(Your goal)
Can you copy each of these lines exactly?

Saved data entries
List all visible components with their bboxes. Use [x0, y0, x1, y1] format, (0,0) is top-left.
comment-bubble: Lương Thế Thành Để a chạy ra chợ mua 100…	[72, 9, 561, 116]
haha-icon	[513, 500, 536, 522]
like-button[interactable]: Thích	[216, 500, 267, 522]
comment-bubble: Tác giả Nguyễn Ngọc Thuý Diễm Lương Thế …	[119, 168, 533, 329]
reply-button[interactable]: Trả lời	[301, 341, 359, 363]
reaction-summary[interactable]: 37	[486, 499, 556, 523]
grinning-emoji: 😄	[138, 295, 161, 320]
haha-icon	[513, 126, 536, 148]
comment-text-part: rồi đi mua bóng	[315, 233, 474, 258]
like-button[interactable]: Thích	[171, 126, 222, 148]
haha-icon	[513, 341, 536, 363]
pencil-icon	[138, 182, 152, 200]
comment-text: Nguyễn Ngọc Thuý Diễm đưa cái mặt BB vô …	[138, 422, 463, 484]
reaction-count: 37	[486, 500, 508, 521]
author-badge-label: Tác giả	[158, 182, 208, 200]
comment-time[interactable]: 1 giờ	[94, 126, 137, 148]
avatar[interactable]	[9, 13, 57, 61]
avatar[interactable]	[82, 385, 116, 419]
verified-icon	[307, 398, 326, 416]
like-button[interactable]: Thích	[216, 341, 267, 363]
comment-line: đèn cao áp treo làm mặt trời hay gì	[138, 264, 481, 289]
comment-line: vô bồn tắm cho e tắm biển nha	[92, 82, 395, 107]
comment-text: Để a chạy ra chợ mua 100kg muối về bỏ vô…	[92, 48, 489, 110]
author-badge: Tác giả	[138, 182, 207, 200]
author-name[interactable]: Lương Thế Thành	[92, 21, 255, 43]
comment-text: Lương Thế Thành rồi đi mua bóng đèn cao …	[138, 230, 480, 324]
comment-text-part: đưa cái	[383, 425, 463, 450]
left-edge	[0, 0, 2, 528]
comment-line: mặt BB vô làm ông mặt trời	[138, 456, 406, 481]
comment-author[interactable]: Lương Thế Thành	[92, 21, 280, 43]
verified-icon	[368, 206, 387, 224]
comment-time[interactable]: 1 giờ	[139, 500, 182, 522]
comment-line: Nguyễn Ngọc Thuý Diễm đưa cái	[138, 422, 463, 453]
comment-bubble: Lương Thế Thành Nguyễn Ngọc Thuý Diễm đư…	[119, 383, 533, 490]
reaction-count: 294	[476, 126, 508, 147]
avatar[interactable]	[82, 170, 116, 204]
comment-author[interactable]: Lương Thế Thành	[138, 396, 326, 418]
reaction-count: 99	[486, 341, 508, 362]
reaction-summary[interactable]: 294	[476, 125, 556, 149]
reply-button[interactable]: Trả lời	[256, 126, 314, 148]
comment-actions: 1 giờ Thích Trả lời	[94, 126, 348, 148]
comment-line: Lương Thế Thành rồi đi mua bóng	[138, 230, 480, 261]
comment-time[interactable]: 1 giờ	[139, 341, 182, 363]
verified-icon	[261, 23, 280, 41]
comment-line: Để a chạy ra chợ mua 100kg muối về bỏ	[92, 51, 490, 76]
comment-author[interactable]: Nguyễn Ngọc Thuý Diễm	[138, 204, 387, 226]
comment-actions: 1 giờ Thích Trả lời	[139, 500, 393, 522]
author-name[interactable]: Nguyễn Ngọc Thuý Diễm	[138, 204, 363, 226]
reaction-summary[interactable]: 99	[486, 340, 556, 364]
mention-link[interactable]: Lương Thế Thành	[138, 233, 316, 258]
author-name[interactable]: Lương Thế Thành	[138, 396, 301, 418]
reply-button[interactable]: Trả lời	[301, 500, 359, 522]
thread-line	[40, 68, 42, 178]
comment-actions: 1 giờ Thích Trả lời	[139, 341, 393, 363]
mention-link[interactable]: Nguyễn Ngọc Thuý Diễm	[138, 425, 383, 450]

(Reply)
List all visible components with their bboxes. Use [x0, y0, x1, y1] format, (0,0) is top-left.
comment-bubble: Lương Thế Thành Để a chạy ra chợ mua 100…	[72, 9, 561, 116]
haha-icon	[513, 500, 536, 522]
like-button[interactable]: Thích	[216, 500, 267, 522]
comment-bubble: Tác giả Nguyễn Ngọc Thuý Diễm Lương Thế …	[119, 168, 533, 329]
reply-button[interactable]: Trả lời	[301, 341, 359, 363]
reaction-summary[interactable]: 37	[486, 499, 556, 523]
grinning-emoji: 😄	[138, 295, 161, 320]
haha-icon	[513, 126, 536, 148]
comment-text-part: rồi đi mua bóng	[315, 233, 474, 258]
like-button[interactable]: Thích	[171, 126, 222, 148]
haha-icon	[513, 341, 536, 363]
pencil-icon	[138, 182, 152, 200]
comment-text: Nguyễn Ngọc Thuý Diễm đưa cái mặt BB vô …	[138, 422, 463, 484]
reaction-count: 37	[486, 500, 508, 521]
author-badge-label: Tác giả	[158, 182, 208, 200]
comment-time[interactable]: 1 giờ	[94, 126, 137, 148]
avatar[interactable]	[9, 13, 57, 61]
avatar[interactable]	[82, 385, 116, 419]
verified-icon	[307, 398, 326, 416]
like-button[interactable]: Thích	[216, 341, 267, 363]
comment-line: đèn cao áp treo làm mặt trời hay gì	[138, 264, 481, 289]
comment-line: vô bồn tắm cho e tắm biển nha	[92, 82, 395, 107]
comment-text: Để a chạy ra chợ mua 100kg muối về bỏ vô…	[92, 48, 489, 110]
author-badge: Tác giả	[138, 182, 207, 200]
author-name[interactable]: Lương Thế Thành	[92, 21, 255, 43]
comment-text: Lương Thế Thành rồi đi mua bóng đèn cao …	[138, 230, 480, 324]
comment-text-part: đưa cái	[383, 425, 463, 450]
left-edge	[0, 0, 2, 528]
comment-line: mặt BB vô làm ông mặt trời	[138, 456, 406, 481]
comment-author[interactable]: Lương Thế Thành	[92, 21, 280, 43]
verified-icon	[368, 206, 387, 224]
comment-time[interactable]: 1 giờ	[139, 500, 182, 522]
comment-line: Nguyễn Ngọc Thuý Diễm đưa cái	[138, 422, 463, 453]
comment-bubble: Lương Thế Thành Nguyễn Ngọc Thuý Diễm đư…	[119, 383, 533, 490]
reaction-count: 294	[476, 126, 508, 147]
avatar[interactable]	[82, 170, 116, 204]
comment-author[interactable]: Lương Thế Thành	[138, 396, 326, 418]
reaction-count: 99	[486, 341, 508, 362]
reaction-summary[interactable]: 294	[476, 125, 556, 149]
reply-button[interactable]: Trả lời	[256, 126, 314, 148]
comment-actions: 1 giờ Thích Trả lời	[94, 126, 348, 148]
comment-line: Lương Thế Thành rồi đi mua bóng	[138, 230, 480, 261]
comment-time[interactable]: 1 giờ	[139, 341, 182, 363]
verified-icon	[261, 23, 280, 41]
comment-line: Để a chạy ra chợ mua 100kg muối về bỏ	[92, 51, 490, 76]
comment-author[interactable]: Nguyễn Ngọc Thuý Diễm	[138, 204, 387, 226]
comment-actions: 1 giờ Thích Trả lời	[139, 500, 393, 522]
author-name[interactable]: Nguyễn Ngọc Thuý Diễm	[138, 204, 363, 226]
reaction-summary[interactable]: 99	[486, 340, 556, 364]
mention-link[interactable]: Lương Thế Thành	[138, 233, 316, 258]
author-name[interactable]: Lương Thế Thành	[138, 396, 301, 418]
reply-button[interactable]: Trả lời	[301, 500, 359, 522]
thread-line	[40, 68, 42, 178]
comment-actions: 1 giờ Thích Trả lời	[139, 341, 393, 363]
mention-link[interactable]: Nguyễn Ngọc Thuý Diễm	[138, 425, 383, 450]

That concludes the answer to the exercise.